Everything from the line containing "What data populates" through the last line of the data below is to be retyped exactly, apart from the pictures.

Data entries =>
::::::::

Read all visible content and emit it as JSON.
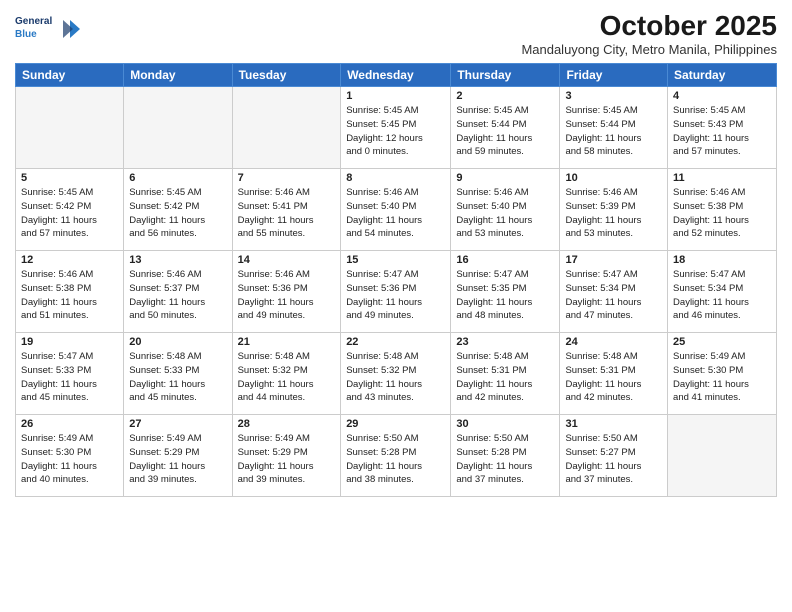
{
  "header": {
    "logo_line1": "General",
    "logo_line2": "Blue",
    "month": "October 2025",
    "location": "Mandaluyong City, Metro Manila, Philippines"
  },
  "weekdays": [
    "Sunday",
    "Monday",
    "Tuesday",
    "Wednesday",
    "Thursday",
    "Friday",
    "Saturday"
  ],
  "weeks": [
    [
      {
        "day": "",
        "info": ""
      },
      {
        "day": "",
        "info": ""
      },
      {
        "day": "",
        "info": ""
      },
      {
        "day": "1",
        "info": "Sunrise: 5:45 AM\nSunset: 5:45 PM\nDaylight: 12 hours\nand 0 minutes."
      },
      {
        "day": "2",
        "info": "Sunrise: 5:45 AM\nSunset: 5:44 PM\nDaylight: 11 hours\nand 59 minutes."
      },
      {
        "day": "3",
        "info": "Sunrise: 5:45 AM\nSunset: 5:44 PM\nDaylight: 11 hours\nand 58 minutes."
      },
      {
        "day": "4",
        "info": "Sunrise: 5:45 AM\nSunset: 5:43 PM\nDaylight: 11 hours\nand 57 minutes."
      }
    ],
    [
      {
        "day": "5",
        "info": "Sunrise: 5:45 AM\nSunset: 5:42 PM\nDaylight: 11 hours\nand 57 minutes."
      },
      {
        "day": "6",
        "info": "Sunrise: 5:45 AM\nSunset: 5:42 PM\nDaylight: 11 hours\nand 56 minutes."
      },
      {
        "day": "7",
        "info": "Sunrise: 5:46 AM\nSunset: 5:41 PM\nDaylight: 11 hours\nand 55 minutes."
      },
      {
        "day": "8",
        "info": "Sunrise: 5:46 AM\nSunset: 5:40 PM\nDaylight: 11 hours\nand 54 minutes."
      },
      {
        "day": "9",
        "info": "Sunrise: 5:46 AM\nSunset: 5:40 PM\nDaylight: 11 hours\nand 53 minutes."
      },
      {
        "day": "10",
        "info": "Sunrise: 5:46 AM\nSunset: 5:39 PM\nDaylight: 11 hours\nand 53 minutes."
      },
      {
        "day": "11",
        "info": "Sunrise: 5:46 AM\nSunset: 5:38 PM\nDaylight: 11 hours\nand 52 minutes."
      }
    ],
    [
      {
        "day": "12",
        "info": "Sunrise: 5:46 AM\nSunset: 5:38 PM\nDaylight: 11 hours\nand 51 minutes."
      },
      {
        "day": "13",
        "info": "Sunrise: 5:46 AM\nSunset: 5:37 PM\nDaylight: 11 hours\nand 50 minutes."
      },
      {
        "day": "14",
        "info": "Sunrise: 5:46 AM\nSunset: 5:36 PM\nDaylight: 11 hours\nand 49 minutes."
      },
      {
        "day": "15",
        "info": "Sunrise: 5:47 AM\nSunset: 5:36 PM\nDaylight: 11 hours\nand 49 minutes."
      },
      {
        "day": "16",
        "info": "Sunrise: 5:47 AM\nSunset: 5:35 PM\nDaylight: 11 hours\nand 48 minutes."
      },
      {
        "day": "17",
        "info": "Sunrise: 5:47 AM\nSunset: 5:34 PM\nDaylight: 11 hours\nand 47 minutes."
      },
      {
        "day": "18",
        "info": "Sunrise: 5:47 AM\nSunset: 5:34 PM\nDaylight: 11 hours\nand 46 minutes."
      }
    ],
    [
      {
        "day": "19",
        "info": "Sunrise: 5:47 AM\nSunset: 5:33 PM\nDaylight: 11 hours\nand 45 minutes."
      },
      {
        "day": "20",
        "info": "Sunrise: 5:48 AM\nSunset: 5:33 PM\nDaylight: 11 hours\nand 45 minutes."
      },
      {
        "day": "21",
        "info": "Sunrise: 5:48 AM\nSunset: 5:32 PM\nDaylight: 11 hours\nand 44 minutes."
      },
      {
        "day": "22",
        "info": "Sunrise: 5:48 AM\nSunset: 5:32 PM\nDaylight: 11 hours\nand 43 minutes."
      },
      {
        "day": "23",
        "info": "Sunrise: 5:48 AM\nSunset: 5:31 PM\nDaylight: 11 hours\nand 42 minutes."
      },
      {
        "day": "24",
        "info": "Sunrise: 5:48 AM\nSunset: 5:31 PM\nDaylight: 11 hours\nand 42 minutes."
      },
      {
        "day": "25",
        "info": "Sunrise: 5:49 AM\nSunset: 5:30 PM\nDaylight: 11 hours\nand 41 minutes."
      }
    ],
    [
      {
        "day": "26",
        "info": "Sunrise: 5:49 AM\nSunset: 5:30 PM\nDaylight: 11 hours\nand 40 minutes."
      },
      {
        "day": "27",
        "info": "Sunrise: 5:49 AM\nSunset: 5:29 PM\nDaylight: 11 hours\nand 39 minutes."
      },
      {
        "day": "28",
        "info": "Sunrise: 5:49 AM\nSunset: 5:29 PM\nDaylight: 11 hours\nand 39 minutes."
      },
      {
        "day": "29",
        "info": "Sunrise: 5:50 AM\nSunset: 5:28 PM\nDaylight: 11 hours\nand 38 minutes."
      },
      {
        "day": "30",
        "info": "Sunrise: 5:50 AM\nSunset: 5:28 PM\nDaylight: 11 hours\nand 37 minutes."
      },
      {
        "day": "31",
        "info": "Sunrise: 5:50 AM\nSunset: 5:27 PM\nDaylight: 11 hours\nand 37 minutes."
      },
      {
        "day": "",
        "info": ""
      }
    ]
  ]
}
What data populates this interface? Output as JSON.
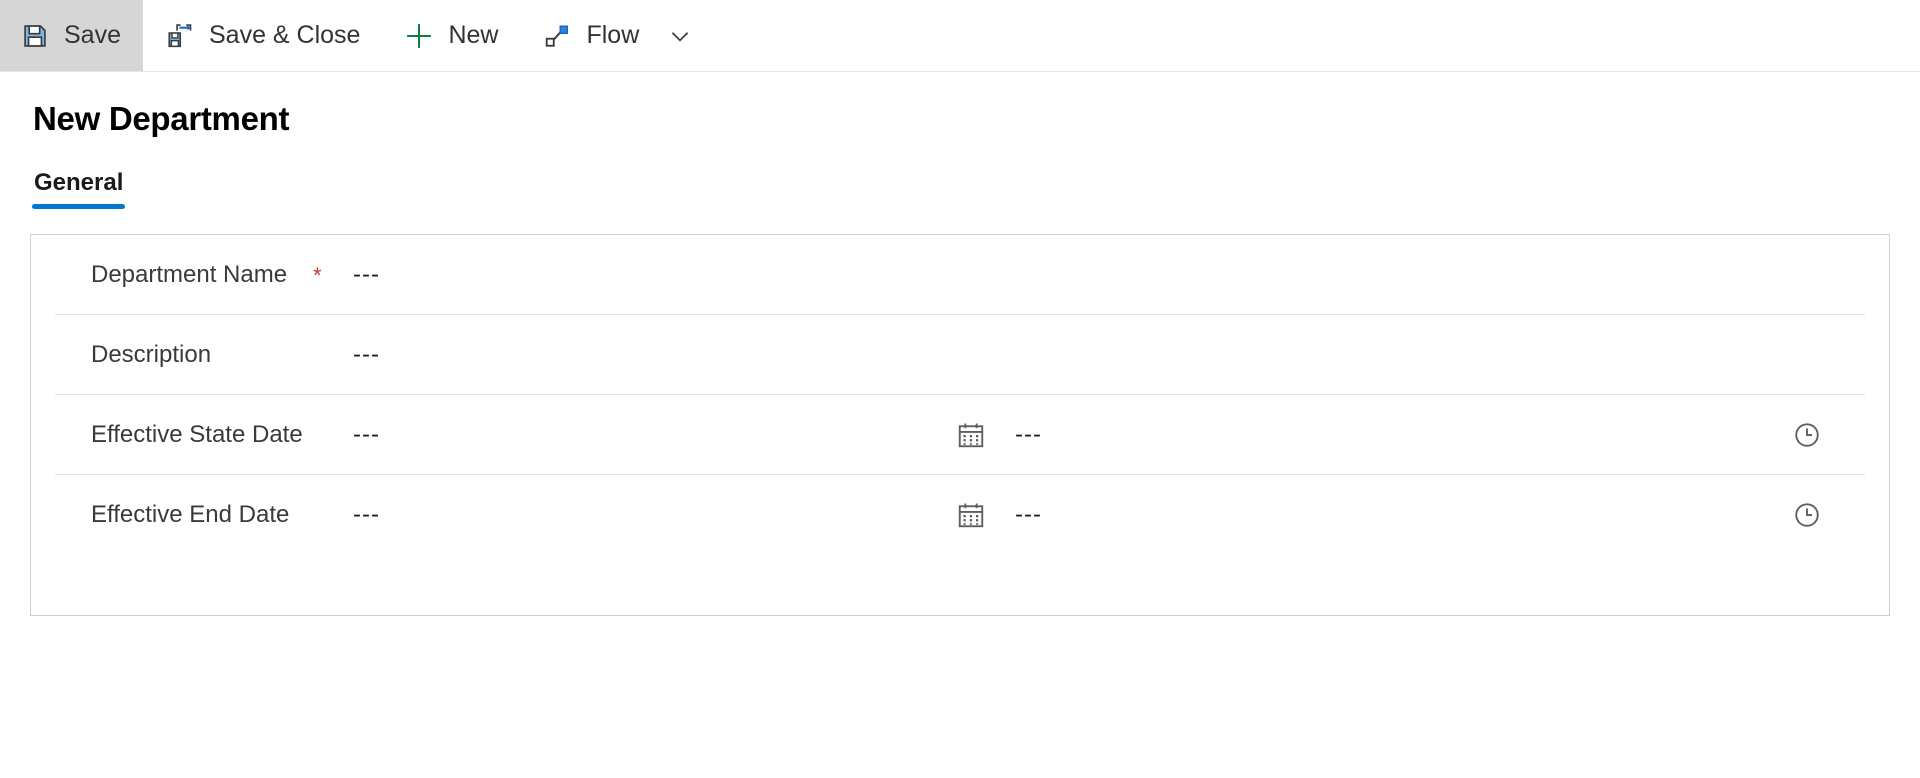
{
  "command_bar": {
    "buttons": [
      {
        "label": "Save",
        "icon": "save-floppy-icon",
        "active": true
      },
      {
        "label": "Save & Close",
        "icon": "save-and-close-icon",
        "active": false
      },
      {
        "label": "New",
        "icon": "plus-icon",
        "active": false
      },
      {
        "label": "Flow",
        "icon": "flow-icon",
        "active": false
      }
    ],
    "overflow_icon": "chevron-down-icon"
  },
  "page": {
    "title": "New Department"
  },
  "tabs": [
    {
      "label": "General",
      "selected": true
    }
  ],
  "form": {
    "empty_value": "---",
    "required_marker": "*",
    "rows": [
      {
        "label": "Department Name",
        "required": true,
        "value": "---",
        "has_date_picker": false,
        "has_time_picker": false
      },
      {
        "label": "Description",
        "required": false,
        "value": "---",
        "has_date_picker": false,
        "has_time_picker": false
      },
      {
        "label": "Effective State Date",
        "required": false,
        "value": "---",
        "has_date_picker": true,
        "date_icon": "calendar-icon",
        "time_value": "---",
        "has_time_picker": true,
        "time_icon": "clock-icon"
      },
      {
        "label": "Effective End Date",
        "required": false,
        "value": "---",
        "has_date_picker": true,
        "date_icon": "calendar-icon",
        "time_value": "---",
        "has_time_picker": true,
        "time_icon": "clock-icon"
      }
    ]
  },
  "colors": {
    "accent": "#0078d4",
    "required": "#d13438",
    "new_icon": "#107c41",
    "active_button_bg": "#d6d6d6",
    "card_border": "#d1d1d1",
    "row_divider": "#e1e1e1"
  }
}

::::::::

ANSWER TO THIS TASK =>
What data populates this interface? Output as JSON.
{
  "command_bar": {
    "buttons": [
      {
        "label": "Save",
        "icon": "save-floppy-icon",
        "active": true
      },
      {
        "label": "Save & Close",
        "icon": "save-and-close-icon",
        "active": false
      },
      {
        "label": "New",
        "icon": "plus-icon",
        "active": false
      },
      {
        "label": "Flow",
        "icon": "flow-icon",
        "active": false
      }
    ],
    "overflow_icon": "chevron-down-icon"
  },
  "page": {
    "title": "New Department"
  },
  "tabs": [
    {
      "label": "General",
      "selected": true
    }
  ],
  "form": {
    "empty_value": "---",
    "required_marker": "*",
    "rows": [
      {
        "label": "Department Name",
        "required": true,
        "value": "---",
        "has_date_picker": false,
        "has_time_picker": false
      },
      {
        "label": "Description",
        "required": false,
        "value": "---",
        "has_date_picker": false,
        "has_time_picker": false
      },
      {
        "label": "Effective State Date",
        "required": false,
        "value": "---",
        "has_date_picker": true,
        "date_icon": "calendar-icon",
        "time_value": "---",
        "has_time_picker": true,
        "time_icon": "clock-icon"
      },
      {
        "label": "Effective End Date",
        "required": false,
        "value": "---",
        "has_date_picker": true,
        "date_icon": "calendar-icon",
        "time_value": "---",
        "has_time_picker": true,
        "time_icon": "clock-icon"
      }
    ]
  },
  "colors": {
    "accent": "#0078d4",
    "required": "#d13438",
    "new_icon": "#107c41",
    "active_button_bg": "#d6d6d6",
    "card_border": "#d1d1d1",
    "row_divider": "#e1e1e1"
  }
}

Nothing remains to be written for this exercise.